Information provided
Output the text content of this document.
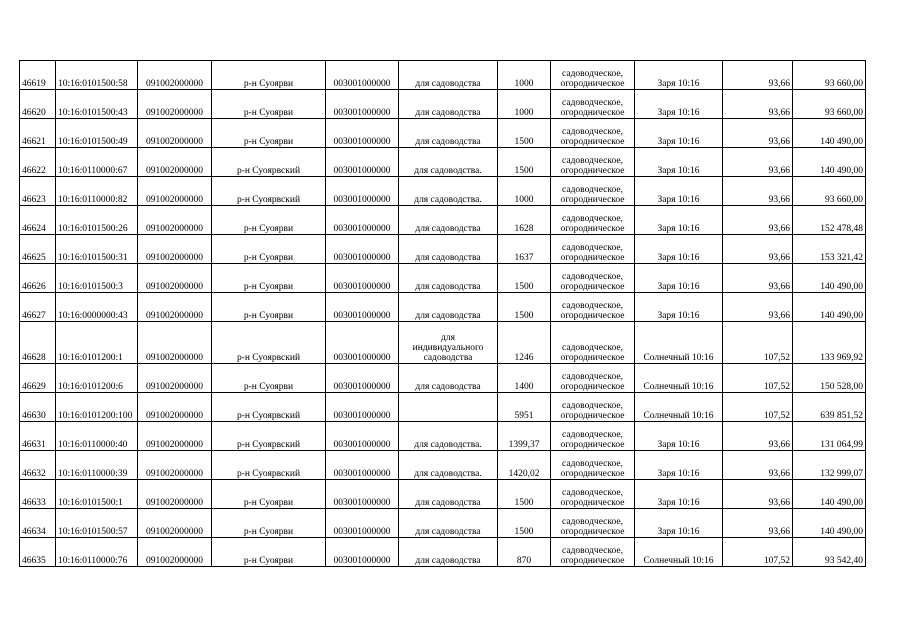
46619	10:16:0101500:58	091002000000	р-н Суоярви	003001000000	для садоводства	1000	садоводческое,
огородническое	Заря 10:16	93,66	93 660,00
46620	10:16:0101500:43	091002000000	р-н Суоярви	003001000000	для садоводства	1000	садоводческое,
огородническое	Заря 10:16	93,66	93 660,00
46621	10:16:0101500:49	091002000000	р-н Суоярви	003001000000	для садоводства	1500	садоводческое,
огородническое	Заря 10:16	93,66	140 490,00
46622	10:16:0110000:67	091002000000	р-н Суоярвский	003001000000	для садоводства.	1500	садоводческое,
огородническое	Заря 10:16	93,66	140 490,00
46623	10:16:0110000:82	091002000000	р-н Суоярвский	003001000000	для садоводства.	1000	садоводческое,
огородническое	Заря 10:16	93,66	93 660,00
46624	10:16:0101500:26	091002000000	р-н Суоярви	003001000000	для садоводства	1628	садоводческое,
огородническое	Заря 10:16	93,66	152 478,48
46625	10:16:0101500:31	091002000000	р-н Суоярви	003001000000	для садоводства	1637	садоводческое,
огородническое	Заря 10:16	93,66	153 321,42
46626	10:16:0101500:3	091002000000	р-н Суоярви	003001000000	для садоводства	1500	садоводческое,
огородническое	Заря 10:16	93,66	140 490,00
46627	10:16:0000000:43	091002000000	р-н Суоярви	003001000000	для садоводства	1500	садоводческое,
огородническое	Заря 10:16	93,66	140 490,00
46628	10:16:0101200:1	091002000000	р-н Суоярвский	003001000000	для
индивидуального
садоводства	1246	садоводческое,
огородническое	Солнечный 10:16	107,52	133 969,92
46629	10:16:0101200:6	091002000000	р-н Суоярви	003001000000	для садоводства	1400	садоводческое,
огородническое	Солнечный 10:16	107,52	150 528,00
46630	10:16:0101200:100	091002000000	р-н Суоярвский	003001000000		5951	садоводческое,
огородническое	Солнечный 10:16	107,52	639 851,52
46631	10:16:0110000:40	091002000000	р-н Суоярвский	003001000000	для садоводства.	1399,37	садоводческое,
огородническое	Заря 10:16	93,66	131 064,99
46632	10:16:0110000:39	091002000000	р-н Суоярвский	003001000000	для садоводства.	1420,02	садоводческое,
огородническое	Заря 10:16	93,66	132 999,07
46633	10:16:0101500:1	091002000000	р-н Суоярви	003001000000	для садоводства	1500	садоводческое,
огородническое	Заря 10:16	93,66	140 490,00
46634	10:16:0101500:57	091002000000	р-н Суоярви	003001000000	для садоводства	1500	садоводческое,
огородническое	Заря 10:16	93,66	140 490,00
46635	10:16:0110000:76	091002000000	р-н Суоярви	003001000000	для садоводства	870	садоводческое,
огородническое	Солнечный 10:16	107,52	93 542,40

--

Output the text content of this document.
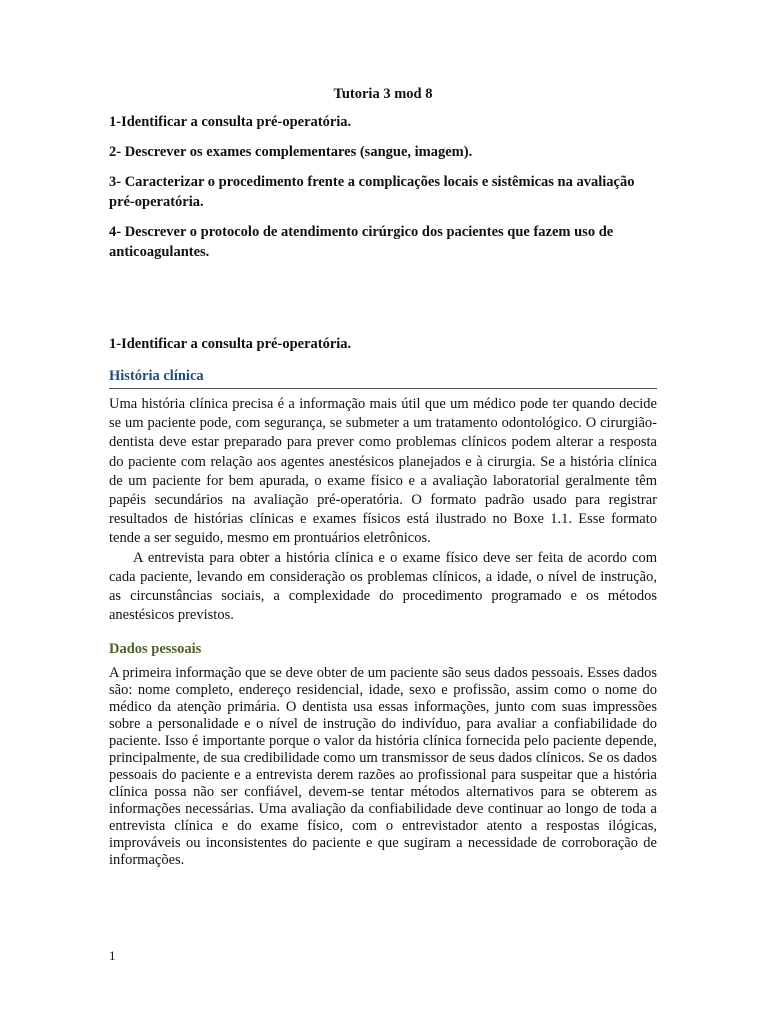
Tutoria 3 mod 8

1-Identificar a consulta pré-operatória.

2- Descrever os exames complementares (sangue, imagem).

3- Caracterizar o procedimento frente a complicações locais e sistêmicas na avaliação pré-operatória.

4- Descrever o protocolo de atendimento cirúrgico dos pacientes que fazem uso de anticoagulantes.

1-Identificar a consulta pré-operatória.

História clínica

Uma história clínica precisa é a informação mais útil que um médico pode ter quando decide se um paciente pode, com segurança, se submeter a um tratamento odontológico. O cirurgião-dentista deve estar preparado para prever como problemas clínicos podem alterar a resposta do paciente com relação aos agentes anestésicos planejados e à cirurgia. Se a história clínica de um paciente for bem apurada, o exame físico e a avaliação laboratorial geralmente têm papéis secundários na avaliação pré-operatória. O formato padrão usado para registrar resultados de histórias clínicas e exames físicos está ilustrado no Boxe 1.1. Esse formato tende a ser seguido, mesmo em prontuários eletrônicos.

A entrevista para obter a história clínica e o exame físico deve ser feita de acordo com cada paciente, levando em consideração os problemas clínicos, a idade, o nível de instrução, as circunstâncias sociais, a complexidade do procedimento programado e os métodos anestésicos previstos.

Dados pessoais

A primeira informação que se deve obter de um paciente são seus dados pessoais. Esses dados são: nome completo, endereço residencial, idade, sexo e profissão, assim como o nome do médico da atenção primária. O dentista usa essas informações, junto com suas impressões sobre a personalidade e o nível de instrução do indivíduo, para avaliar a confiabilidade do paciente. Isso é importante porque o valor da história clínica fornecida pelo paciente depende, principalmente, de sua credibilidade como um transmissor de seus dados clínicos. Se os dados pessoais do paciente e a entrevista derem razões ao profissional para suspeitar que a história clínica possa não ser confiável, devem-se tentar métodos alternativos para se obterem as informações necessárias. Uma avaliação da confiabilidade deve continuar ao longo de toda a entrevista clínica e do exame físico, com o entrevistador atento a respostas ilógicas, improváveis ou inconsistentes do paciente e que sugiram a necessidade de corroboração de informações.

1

--

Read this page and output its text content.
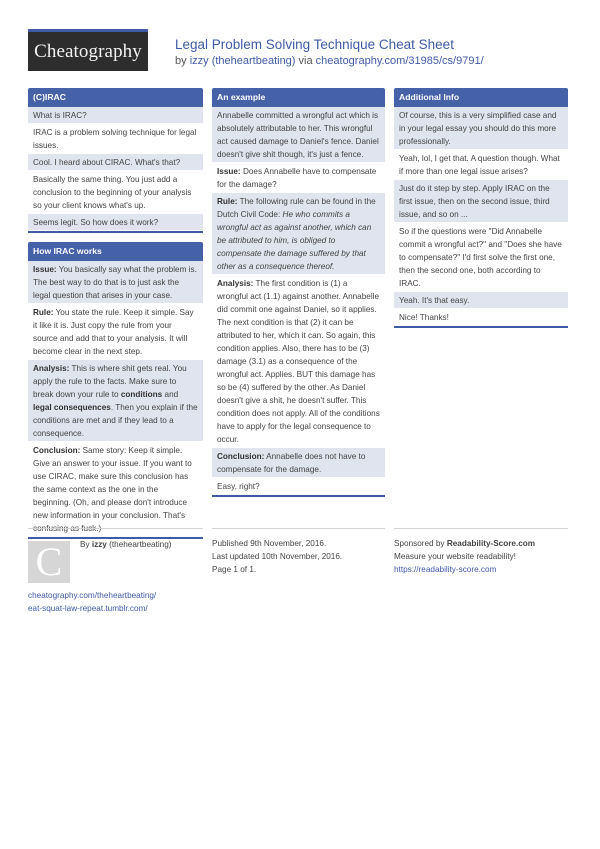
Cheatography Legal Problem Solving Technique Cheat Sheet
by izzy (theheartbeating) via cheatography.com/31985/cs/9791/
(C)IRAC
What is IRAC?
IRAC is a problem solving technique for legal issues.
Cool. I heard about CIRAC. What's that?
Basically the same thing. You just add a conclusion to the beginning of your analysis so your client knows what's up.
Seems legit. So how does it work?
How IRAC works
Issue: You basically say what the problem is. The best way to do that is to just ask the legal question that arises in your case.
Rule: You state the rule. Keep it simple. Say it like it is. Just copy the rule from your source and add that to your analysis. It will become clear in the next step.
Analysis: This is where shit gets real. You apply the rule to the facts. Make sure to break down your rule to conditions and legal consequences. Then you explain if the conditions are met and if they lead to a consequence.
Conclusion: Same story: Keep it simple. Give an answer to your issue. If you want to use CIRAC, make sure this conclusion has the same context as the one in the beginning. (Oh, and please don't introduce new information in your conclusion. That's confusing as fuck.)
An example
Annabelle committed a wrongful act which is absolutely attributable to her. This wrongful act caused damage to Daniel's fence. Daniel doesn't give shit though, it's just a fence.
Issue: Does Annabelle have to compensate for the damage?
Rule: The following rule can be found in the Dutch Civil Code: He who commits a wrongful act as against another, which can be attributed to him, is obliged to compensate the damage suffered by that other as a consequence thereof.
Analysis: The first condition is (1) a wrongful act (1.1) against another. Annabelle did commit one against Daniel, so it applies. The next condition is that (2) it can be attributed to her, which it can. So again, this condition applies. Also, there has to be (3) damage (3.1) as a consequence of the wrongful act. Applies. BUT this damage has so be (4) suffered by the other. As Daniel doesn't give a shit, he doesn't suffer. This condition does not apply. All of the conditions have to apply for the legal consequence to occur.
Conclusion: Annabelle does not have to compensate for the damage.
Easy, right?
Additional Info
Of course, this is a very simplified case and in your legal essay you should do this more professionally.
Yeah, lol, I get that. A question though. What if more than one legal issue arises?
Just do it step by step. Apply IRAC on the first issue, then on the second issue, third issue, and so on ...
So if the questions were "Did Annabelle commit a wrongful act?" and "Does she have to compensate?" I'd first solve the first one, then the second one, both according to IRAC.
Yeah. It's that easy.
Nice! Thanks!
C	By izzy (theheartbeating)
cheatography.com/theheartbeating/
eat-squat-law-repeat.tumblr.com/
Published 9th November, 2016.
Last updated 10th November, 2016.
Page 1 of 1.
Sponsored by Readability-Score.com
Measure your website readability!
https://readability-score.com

Exercise description
Copy each line of the records that contains the word "anestésicos".

Final answer
Uma história clínica precisa é a informação mais útil que um médico pode ter quando decide se um paciente pode, com segurança, se submeter a um tratamento odontológico. O cirurgião-dentista deve estar preparado para prever como problemas clínicos podem alterar a resposta do paciente com relação aos agentes anestésicos planejados e à cirurgia. Se a história clínica de um paciente for bem apurada, o exame físico e a avaliação laboratorial geralmente têm papéis secundários na avaliação pré-operatória. O formato padrão usado para registrar resultados de histórias clínicas e exames físicos está ilustrado no Boxe 1.1. Esse formato tende a ser seguido, mesmo em prontuários eletrônicos.
A entrevista para obter a história clínica e o exame físico deve ser feita de acordo com cada paciente, levando em consideração os problemas clínicos, a idade, o nível de instrução, as circunstâncias sociais, a complexidade do procedimento programado e os métodos anestésicos previstos.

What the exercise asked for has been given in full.